_Records for this exercise_

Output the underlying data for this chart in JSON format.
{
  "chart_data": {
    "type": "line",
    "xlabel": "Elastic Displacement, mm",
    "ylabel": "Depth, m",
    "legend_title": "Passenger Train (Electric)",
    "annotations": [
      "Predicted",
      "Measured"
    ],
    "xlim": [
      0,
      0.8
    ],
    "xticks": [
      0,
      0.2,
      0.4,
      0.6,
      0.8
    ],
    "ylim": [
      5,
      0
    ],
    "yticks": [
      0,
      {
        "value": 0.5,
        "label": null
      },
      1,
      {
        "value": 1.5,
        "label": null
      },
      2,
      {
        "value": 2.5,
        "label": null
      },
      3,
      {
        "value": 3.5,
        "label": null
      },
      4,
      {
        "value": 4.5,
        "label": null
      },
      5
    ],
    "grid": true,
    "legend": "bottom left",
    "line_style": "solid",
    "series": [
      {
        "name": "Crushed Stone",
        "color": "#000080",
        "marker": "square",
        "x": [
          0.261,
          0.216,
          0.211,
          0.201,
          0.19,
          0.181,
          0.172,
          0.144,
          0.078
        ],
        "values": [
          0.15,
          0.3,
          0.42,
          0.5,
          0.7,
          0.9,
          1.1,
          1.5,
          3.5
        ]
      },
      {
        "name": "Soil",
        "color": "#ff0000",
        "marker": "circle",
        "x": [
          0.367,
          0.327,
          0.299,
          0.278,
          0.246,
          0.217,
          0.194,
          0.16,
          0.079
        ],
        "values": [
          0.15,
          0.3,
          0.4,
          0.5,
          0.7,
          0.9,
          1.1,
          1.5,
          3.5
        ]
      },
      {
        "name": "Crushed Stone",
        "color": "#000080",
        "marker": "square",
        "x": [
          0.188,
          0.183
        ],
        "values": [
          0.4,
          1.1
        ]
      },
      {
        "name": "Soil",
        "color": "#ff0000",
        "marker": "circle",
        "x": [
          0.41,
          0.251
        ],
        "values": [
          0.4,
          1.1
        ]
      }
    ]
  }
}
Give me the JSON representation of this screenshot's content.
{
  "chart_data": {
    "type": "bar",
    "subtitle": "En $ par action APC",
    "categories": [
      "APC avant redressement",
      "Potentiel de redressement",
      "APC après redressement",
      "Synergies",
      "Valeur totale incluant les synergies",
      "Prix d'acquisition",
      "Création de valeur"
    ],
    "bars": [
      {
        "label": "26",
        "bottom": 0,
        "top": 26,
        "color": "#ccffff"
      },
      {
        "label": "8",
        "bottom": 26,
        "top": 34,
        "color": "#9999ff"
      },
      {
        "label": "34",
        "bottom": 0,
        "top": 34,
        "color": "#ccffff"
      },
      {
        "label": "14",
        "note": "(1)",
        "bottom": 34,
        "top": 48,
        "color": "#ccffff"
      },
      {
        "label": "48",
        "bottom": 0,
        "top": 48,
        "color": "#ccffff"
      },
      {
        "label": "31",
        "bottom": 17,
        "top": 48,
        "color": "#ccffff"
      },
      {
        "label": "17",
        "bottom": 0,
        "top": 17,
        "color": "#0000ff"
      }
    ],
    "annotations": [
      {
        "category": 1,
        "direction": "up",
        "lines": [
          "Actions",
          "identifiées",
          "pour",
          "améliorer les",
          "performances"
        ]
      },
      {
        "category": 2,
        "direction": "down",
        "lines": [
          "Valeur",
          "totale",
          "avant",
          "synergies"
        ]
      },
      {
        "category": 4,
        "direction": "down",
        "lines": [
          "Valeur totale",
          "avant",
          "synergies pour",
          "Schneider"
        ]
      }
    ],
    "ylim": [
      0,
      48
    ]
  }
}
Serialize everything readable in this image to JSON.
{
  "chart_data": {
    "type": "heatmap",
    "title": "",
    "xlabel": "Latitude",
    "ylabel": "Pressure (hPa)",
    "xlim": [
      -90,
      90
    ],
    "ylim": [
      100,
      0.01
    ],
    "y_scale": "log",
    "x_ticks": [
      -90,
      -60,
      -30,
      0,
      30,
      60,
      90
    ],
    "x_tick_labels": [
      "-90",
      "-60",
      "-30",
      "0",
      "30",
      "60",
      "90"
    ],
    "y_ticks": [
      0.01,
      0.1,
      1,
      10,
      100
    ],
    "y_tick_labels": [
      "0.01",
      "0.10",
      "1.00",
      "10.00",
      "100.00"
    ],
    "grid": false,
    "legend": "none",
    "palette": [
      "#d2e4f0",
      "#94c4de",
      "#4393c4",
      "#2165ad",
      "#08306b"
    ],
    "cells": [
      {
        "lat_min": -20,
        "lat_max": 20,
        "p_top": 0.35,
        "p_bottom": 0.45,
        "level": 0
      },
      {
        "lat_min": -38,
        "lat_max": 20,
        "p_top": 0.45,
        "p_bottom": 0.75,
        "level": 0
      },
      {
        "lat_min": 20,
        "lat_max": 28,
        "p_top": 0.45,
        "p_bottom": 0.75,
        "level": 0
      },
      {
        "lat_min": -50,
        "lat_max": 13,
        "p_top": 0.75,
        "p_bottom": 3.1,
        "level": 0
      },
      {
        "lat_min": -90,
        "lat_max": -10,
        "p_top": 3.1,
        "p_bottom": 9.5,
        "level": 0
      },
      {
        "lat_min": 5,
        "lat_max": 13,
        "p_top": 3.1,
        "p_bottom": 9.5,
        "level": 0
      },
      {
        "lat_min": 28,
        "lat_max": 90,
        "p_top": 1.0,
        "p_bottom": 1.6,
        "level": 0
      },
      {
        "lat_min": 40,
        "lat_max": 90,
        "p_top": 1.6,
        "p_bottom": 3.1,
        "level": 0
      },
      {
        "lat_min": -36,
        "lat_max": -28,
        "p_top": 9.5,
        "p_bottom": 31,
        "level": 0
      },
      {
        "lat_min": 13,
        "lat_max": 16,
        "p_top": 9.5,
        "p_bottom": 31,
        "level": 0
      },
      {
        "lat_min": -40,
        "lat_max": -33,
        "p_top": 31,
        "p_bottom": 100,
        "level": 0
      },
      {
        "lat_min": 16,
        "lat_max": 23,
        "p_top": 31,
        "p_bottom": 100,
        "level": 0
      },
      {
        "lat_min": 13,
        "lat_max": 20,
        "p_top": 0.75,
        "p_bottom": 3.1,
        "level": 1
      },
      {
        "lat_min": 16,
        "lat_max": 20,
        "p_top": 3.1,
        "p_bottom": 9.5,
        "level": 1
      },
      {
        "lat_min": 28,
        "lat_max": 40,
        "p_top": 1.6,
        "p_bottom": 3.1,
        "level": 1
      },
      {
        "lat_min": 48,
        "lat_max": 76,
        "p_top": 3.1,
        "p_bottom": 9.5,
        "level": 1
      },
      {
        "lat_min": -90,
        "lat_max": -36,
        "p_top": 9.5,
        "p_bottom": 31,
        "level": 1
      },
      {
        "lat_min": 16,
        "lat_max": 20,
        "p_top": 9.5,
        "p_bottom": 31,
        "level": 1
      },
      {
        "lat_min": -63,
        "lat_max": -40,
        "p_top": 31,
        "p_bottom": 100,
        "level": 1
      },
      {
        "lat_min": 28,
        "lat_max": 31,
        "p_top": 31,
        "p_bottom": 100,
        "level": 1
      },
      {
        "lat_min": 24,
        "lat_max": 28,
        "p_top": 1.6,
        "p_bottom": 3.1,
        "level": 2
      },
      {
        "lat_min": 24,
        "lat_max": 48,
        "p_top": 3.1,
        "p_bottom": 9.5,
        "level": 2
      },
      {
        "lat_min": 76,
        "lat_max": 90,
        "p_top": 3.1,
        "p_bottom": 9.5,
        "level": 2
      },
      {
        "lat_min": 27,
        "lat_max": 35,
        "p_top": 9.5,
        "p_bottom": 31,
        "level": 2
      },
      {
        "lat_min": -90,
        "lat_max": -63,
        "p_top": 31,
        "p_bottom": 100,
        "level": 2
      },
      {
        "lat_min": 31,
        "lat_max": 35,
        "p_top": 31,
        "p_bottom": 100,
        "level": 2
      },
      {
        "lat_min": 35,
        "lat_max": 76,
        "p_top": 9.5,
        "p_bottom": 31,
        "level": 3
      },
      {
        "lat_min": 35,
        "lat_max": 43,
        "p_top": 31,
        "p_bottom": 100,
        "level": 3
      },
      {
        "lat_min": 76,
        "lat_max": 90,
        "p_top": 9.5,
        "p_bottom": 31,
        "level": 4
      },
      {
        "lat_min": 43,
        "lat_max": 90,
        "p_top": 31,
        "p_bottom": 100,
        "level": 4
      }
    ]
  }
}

_What to work on_
Look for the word "totale" in every line of the listing and copy the lines that have it.

_The result_
      "Valeur totale incluant les synergies",
          "totale",
          "Valeur totale",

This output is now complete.